# [Written task]
Pictures stay out of your copy, but everything else in the records below must be repeated exactly.

# [Exercise inputs]
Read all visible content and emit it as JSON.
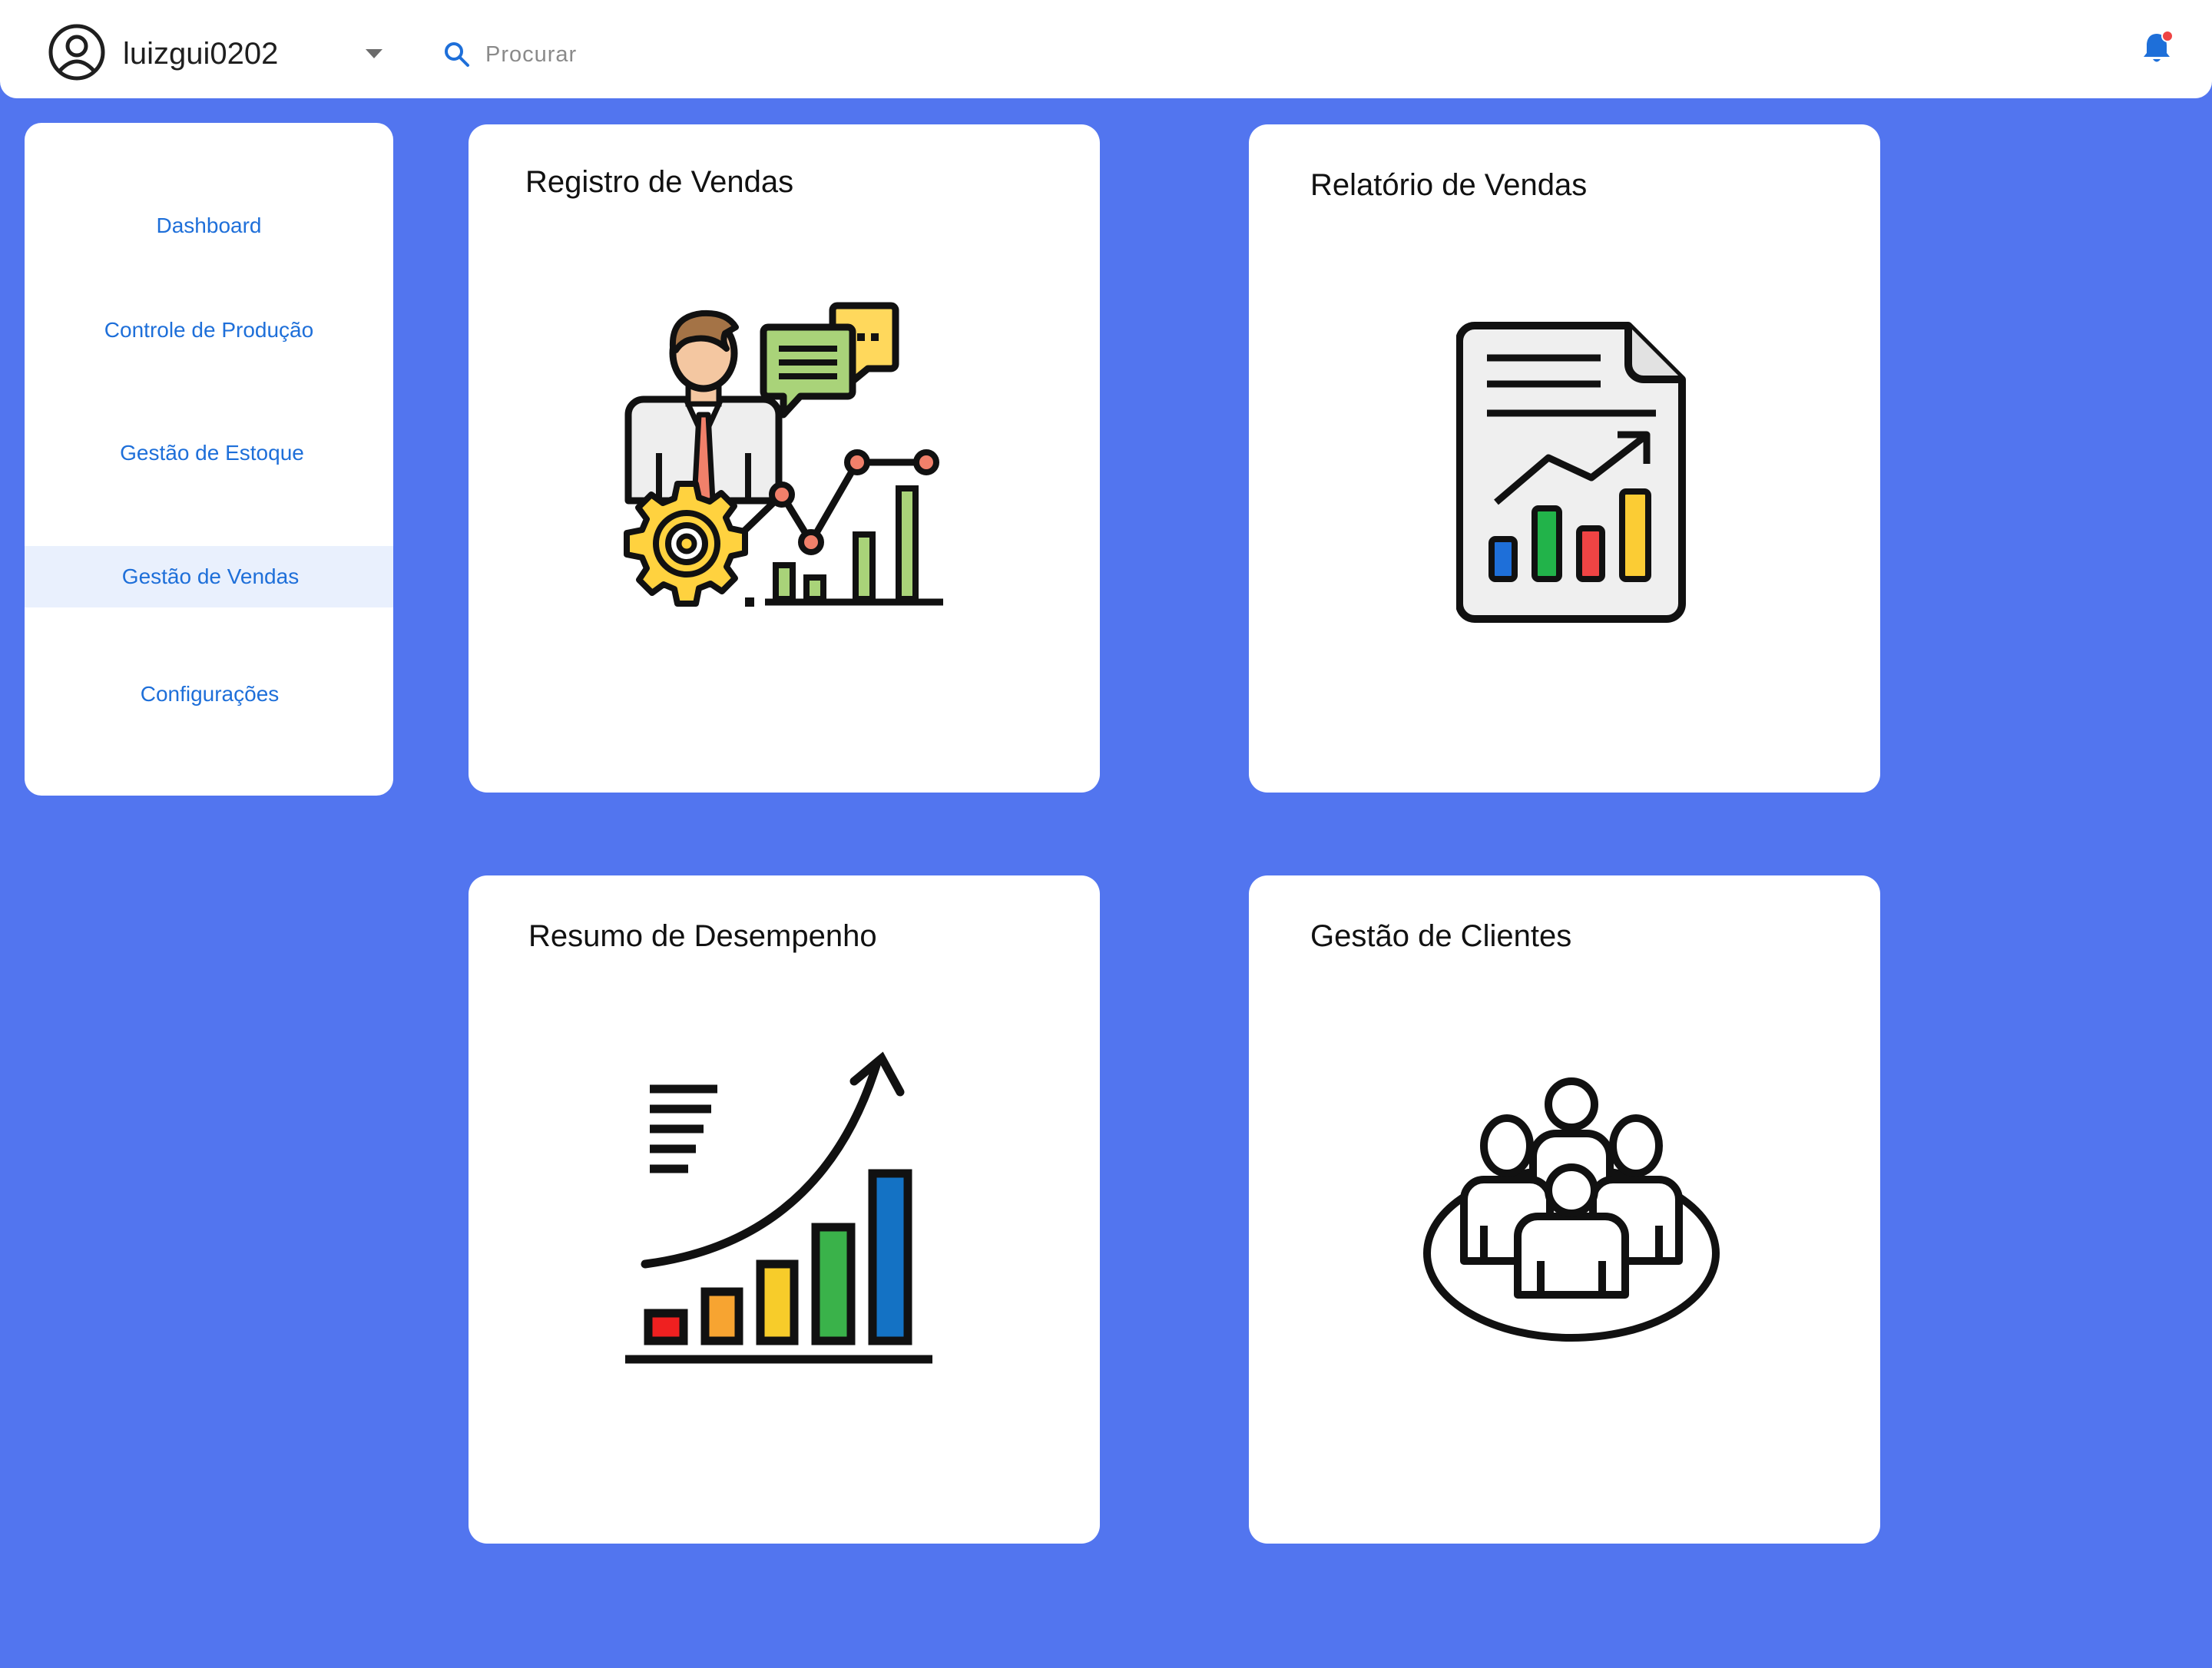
{
  "header": {
    "username": "luizgui0202",
    "search_placeholder": "Procurar",
    "notification_color": "#ef4444",
    "accent": "#1e6fd9"
  },
  "sidebar": {
    "items": [
      {
        "label": "Dashboard",
        "active": false
      },
      {
        "label": "Controle de Produção",
        "active": false
      },
      {
        "label": "Gestão de Estoque",
        "active": false
      },
      {
        "label": "Gestão de Vendas",
        "active": true
      },
      {
        "label": "Configurações",
        "active": false
      }
    ]
  },
  "cards": [
    {
      "title": "Registro de Vendas",
      "icon": "sales-registration-illustration"
    },
    {
      "title": "Relatório de Vendas",
      "icon": "sales-report-document-icon"
    },
    {
      "title": "Resumo de Desempenho",
      "icon": "performance-growth-chart-icon"
    },
    {
      "title": "Gestão de Clientes",
      "icon": "customer-group-icon"
    }
  ],
  "theme": {
    "background": "#5275ef",
    "surface": "#ffffff",
    "active_nav_bg": "#e9f0fd"
  }
}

# [Result]
Read all visible content and emit it as JSON.
{
  "header": {
    "username": "luizgui0202",
    "search_placeholder": "Procurar",
    "notification_color": "#ef4444",
    "accent": "#1e6fd9"
  },
  "sidebar": {
    "items": [
      {
        "label": "Dashboard",
        "active": false
      },
      {
        "label": "Controle de Produção",
        "active": false
      },
      {
        "label": "Gestão de Estoque",
        "active": false
      },
      {
        "label": "Gestão de Vendas",
        "active": true
      },
      {
        "label": "Configurações",
        "active": false
      }
    ]
  },
  "cards": [
    {
      "title": "Registro de Vendas",
      "icon": "sales-registration-illustration"
    },
    {
      "title": "Relatório de Vendas",
      "icon": "sales-report-document-icon"
    },
    {
      "title": "Resumo de Desempenho",
      "icon": "performance-growth-chart-icon"
    },
    {
      "title": "Gestão de Clientes",
      "icon": "customer-group-icon"
    }
  ],
  "theme": {
    "background": "#5275ef",
    "surface": "#ffffff",
    "active_nav_bg": "#e9f0fd"
  }
}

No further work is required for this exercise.